Records from a collection of figures:
+ + + + + + +

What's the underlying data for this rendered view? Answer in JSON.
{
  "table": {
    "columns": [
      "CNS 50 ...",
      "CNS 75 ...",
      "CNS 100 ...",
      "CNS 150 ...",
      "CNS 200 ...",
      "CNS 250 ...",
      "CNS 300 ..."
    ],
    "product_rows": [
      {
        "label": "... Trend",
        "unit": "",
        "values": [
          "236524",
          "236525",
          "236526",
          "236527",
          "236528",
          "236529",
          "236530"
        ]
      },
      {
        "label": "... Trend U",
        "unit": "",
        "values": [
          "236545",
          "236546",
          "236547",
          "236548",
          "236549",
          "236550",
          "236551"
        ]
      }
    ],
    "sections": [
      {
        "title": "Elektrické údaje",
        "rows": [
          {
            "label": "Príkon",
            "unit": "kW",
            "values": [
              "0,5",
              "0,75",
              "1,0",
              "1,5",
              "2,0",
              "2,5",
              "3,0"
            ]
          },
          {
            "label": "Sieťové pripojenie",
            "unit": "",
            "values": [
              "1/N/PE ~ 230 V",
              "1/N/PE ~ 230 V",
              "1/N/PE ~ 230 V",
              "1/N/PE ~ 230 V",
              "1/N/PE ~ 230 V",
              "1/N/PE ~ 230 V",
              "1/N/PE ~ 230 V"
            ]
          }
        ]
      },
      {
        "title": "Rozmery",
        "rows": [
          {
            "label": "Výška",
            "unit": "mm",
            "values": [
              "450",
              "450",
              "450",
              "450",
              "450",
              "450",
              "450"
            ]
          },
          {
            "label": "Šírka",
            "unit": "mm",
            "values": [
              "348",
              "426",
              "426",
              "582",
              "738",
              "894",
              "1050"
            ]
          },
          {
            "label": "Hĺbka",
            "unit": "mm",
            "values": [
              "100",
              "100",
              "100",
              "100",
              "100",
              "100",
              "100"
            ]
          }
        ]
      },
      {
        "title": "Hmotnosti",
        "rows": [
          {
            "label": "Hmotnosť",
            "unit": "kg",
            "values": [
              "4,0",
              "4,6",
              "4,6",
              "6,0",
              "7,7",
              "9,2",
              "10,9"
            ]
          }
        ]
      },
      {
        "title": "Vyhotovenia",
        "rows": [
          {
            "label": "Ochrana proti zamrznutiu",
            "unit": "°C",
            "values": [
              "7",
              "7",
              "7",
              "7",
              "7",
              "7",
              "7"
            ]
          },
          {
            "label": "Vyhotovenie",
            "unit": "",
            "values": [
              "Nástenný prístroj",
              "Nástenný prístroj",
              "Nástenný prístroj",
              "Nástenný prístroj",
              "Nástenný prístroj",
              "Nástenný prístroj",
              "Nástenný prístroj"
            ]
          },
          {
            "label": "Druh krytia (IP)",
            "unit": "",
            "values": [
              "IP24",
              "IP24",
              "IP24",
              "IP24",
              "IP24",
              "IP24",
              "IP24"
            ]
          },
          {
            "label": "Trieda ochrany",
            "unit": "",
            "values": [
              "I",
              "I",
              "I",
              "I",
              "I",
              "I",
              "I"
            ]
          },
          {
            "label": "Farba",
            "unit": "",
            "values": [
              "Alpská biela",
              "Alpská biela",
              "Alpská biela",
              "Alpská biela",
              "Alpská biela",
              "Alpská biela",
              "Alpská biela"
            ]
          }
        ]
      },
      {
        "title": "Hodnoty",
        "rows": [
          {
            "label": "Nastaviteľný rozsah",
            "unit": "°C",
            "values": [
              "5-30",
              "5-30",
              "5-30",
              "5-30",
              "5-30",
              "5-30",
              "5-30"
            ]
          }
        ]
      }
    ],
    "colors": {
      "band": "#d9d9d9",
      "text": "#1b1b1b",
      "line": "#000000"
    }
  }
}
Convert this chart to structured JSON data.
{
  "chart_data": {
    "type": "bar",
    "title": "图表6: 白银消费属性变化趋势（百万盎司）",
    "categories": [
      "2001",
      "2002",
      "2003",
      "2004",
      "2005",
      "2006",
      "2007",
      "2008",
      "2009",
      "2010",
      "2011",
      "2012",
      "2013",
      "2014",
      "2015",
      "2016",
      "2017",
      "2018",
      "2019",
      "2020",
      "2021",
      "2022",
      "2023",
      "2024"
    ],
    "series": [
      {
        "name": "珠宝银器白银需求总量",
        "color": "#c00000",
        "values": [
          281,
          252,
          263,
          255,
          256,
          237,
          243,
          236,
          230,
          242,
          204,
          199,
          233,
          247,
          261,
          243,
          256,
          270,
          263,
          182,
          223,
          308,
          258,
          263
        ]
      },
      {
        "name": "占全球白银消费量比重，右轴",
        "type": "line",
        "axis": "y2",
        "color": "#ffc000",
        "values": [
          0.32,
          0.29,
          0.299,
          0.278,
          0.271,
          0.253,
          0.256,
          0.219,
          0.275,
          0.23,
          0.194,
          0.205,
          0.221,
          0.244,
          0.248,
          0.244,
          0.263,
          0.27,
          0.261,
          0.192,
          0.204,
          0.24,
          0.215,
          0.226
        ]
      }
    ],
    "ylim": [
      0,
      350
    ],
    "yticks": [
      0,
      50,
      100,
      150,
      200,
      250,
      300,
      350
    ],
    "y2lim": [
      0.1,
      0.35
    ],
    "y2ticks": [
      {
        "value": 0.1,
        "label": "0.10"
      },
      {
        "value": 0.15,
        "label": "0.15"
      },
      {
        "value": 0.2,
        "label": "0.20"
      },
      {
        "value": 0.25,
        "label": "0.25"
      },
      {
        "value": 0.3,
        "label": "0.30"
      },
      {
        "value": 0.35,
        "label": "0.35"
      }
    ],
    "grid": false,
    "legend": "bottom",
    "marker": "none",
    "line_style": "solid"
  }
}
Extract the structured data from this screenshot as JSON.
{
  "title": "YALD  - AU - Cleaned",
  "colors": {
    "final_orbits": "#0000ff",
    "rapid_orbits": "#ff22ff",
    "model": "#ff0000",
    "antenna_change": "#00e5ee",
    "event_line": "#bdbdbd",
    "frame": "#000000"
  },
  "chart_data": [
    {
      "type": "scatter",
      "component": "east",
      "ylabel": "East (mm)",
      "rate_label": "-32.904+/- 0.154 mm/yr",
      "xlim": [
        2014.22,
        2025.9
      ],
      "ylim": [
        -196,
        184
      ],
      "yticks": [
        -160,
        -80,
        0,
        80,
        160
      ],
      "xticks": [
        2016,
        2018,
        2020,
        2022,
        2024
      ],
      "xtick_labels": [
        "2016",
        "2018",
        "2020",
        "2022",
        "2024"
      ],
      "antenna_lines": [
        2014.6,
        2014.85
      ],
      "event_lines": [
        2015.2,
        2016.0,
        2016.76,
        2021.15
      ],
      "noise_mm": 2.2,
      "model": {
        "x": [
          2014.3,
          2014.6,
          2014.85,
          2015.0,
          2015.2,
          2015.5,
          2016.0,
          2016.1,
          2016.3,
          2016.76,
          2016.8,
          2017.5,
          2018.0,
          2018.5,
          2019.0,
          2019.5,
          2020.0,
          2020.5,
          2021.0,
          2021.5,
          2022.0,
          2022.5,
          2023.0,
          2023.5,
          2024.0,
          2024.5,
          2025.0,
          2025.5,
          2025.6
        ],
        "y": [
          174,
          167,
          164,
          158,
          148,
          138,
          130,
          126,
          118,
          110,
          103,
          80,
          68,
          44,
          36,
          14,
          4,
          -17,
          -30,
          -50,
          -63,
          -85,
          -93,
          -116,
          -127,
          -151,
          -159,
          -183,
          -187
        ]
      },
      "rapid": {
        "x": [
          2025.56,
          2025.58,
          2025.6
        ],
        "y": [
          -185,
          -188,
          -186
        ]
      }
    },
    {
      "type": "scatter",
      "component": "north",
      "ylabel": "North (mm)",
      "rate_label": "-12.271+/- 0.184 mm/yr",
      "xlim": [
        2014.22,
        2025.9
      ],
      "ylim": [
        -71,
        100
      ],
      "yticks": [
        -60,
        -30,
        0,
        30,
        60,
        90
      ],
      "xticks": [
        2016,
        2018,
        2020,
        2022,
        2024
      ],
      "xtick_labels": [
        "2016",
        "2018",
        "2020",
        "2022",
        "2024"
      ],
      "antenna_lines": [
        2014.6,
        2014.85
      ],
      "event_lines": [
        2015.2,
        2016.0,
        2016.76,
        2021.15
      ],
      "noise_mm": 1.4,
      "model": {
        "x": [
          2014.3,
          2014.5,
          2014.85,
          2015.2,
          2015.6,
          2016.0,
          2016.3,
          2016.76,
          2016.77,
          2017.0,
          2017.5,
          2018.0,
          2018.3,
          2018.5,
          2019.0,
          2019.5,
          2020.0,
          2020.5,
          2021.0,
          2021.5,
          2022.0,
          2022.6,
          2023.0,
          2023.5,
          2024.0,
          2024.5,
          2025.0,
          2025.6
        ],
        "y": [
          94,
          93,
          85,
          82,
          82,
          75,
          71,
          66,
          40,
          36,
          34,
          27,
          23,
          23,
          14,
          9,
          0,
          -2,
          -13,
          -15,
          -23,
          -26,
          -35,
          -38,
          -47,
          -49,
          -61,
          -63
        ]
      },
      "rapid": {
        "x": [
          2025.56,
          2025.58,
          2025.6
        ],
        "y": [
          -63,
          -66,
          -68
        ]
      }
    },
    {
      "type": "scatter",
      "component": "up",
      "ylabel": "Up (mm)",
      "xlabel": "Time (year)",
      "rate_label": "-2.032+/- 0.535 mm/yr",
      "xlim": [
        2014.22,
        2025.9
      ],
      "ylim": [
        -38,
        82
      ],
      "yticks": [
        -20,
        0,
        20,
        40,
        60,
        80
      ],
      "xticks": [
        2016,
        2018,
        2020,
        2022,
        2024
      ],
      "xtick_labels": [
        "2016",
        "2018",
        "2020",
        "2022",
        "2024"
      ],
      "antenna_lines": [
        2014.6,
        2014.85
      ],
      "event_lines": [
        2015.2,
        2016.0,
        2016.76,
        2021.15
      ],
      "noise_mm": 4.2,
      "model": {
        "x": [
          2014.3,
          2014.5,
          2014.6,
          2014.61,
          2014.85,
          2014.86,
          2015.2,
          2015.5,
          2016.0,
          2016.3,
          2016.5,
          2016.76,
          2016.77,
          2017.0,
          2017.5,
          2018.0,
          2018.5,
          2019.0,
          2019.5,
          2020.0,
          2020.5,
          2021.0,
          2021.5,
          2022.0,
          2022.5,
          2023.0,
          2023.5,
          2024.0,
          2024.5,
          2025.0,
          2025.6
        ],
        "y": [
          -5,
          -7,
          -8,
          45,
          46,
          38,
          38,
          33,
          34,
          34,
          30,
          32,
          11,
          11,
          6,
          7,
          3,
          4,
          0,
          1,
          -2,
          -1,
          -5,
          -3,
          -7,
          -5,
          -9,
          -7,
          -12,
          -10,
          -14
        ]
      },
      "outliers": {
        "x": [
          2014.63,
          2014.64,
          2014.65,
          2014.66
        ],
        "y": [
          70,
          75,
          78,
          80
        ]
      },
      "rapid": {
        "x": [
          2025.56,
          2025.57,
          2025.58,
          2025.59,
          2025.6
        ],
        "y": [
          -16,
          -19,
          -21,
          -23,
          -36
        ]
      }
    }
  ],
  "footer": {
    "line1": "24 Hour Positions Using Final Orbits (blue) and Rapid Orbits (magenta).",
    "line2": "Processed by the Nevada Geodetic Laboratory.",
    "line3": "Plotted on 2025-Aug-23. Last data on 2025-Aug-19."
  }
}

+ + + + + + +

**PROMPT**. Search the listing for the string "component". Copy each line where it turns up.

**COMPLETE ANSWER**.
      "component": "east",
      "component": "north",
      "component": "up",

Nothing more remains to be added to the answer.